>> Start

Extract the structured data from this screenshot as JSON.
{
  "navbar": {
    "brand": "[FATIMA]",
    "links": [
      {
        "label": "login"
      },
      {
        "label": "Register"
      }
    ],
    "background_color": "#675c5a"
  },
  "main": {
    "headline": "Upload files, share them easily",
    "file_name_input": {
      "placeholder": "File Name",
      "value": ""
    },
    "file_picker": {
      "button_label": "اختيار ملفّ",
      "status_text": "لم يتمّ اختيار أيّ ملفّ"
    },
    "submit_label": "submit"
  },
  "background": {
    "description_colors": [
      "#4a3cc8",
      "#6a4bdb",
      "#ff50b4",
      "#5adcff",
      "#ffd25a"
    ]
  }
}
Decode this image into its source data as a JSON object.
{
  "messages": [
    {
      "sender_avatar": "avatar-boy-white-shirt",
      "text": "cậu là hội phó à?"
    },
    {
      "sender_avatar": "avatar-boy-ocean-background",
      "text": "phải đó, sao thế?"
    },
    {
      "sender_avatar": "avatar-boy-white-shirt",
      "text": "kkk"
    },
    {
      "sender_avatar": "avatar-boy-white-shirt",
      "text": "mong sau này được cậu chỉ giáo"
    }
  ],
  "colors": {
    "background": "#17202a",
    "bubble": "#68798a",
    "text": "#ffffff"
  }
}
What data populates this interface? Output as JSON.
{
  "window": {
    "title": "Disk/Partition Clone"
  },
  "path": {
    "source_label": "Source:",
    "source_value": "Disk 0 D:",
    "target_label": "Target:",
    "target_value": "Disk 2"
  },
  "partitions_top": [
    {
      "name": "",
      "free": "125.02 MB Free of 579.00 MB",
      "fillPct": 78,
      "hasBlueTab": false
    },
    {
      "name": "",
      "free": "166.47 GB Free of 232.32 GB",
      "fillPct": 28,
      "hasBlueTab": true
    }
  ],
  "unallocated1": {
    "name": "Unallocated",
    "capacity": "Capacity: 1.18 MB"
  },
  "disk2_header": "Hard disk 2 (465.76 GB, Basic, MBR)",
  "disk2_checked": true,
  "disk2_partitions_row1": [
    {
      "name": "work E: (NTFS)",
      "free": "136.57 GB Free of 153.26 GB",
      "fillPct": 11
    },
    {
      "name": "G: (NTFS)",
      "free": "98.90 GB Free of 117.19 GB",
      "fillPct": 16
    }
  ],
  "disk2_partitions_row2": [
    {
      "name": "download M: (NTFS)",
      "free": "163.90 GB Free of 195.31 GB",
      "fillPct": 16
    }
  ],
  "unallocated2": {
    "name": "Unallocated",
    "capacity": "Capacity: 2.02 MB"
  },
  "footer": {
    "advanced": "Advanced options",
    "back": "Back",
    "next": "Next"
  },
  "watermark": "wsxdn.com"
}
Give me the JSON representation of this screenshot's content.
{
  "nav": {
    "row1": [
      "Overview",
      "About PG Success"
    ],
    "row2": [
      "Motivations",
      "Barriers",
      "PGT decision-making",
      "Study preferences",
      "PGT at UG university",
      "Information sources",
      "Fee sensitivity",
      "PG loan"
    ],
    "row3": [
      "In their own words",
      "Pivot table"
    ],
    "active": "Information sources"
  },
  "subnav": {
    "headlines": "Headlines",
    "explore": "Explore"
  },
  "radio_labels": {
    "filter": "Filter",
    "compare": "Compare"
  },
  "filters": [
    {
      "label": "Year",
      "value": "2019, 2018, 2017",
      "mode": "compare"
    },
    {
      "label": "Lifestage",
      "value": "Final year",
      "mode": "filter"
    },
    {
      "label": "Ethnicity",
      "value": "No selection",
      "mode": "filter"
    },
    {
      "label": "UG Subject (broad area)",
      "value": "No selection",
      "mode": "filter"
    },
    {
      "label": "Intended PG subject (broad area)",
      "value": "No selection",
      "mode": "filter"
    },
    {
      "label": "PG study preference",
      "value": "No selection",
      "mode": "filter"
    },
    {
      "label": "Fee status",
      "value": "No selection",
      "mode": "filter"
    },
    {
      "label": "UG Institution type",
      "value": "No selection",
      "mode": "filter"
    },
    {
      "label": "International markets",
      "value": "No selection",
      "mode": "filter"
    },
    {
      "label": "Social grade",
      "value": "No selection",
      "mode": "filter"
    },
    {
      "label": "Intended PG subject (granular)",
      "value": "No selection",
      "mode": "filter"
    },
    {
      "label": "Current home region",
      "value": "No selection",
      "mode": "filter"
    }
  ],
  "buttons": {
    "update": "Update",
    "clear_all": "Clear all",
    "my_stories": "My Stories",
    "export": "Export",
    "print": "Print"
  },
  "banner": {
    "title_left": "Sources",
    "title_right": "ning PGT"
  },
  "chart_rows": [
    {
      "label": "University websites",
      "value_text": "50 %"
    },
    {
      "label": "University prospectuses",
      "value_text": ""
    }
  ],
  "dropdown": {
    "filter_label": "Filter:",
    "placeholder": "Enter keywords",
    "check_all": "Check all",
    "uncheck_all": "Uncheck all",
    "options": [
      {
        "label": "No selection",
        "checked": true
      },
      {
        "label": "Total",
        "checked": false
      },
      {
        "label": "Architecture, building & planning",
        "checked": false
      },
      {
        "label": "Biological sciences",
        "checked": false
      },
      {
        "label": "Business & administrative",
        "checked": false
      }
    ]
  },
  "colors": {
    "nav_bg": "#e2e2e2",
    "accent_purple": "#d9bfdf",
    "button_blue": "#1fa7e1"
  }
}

>> End

Restate each record word for word.

Extract the structured data from this screenshot as JSON.
{
  "navbar": {
    "brand": "[FATIMA]",
    "links": [
      {
        "label": "login"
      },
      {
        "label": "Register"
      }
    ],
    "background_color": "#675c5a"
  },
  "main": {
    "headline": "Upload files, share them easily",
    "file_name_input": {
      "placeholder": "File Name",
      "value": ""
    },
    "file_picker": {
      "button_label": "اختيار ملفّ",
      "status_text": "لم يتمّ اختيار أيّ ملفّ"
    },
    "submit_label": "submit"
  },
  "background": {
    "description_colors": [
      "#4a3cc8",
      "#6a4bdb",
      "#ff50b4",
      "#5adcff",
      "#ffd25a"
    ]
  }
}
Decode this image into its source data as a JSON object.
{
  "messages": [
    {
      "sender_avatar": "avatar-boy-white-shirt",
      "text": "cậu là hội phó à?"
    },
    {
      "sender_avatar": "avatar-boy-ocean-background",
      "text": "phải đó, sao thế?"
    },
    {
      "sender_avatar": "avatar-boy-white-shirt",
      "text": "kkk"
    },
    {
      "sender_avatar": "avatar-boy-white-shirt",
      "text": "mong sau này được cậu chỉ giáo"
    }
  ],
  "colors": {
    "background": "#17202a",
    "bubble": "#68798a",
    "text": "#ffffff"
  }
}
What data populates this interface? Output as JSON.
{
  "window": {
    "title": "Disk/Partition Clone"
  },
  "path": {
    "source_label": "Source:",
    "source_value": "Disk 0 D:",
    "target_label": "Target:",
    "target_value": "Disk 2"
  },
  "partitions_top": [
    {
      "name": "",
      "free": "125.02 MB Free of 579.00 MB",
      "fillPct": 78,
      "hasBlueTab": false
    },
    {
      "name": "",
      "free": "166.47 GB Free of 232.32 GB",
      "fillPct": 28,
      "hasBlueTab": true
    }
  ],
  "unallocated1": {
    "name": "Unallocated",
    "capacity": "Capacity: 1.18 MB"
  },
  "disk2_header": "Hard disk 2 (465.76 GB, Basic, MBR)",
  "disk2_checked": true,
  "disk2_partitions_row1": [
    {
      "name": "work E: (NTFS)",
      "free": "136.57 GB Free of 153.26 GB",
      "fillPct": 11
    },
    {
      "name": "G: (NTFS)",
      "free": "98.90 GB Free of 117.19 GB",
      "fillPct": 16
    }
  ],
  "disk2_partitions_row2": [
    {
      "name": "download M: (NTFS)",
      "free": "163.90 GB Free of 195.31 GB",
      "fillPct": 16
    }
  ],
  "unallocated2": {
    "name": "Unallocated",
    "capacity": "Capacity: 2.02 MB"
  },
  "footer": {
    "advanced": "Advanced options",
    "back": "Back",
    "next": "Next"
  },
  "watermark": "wsxdn.com"
}
Give me the JSON representation of this screenshot's content.
{
  "nav": {
    "row1": [
      "Overview",
      "About PG Success"
    ],
    "row2": [
      "Motivations",
      "Barriers",
      "PGT decision-making",
      "Study preferences",
      "PGT at UG university",
      "Information sources",
      "Fee sensitivity",
      "PG loan"
    ],
    "row3": [
      "In their own words",
      "Pivot table"
    ],
    "active": "Information sources"
  },
  "subnav": {
    "headlines": "Headlines",
    "explore": "Explore"
  },
  "radio_labels": {
    "filter": "Filter",
    "compare": "Compare"
  },
  "filters": [
    {
      "label": "Year",
      "value": "2019, 2018, 2017",
      "mode": "compare"
    },
    {
      "label": "Lifestage",
      "value": "Final year",
      "mode": "filter"
    },
    {
      "label": "Ethnicity",
      "value": "No selection",
      "mode": "filter"
    },
    {
      "label": "UG Subject (broad area)",
      "value": "No selection",
      "mode": "filter"
    },
    {
      "label": "Intended PG subject (broad area)",
      "value": "No selection",
      "mode": "filter"
    },
    {
      "label": "PG study preference",
      "value": "No selection",
      "mode": "filter"
    },
    {
      "label": "Fee status",
      "value": "No selection",
      "mode": "filter"
    },
    {
      "label": "UG Institution type",
      "value": "No selection",
      "mode": "filter"
    },
    {
      "label": "International markets",
      "value": "No selection",
      "mode": "filter"
    },
    {
      "label": "Social grade",
      "value": "No selection",
      "mode": "filter"
    },
    {
      "label": "Intended PG subject (granular)",
      "value": "No selection",
      "mode": "filter"
    },
    {
      "label": "Current home region",
      "value": "No selection",
      "mode": "filter"
    }
  ],
  "buttons": {
    "update": "Update",
    "clear_all": "Clear all",
    "my_stories": "My Stories",
    "export": "Export",
    "print": "Print"
  },
  "banner": {
    "title_left": "Sources",
    "title_right": "ning PGT"
  },
  "chart_rows": [
    {
      "label": "University websites",
      "value_text": "50 %"
    },
    {
      "label": "University prospectuses",
      "value_text": ""
    }
  ],
  "dropdown": {
    "filter_label": "Filter:",
    "placeholder": "Enter keywords",
    "check_all": "Check all",
    "uncheck_all": "Uncheck all",
    "options": [
      {
        "label": "No selection",
        "checked": true
      },
      {
        "label": "Total",
        "checked": false
      },
      {
        "label": "Architecture, building & planning",
        "checked": false
      },
      {
        "label": "Biological sciences",
        "checked": false
      },
      {
        "label": "Business & administrative",
        "checked": false
      }
    ]
  },
  "colors": {
    "nav_bg": "#e2e2e2",
    "accent_purple": "#d9bfdf",
    "button_blue": "#1fa7e1"
  }
}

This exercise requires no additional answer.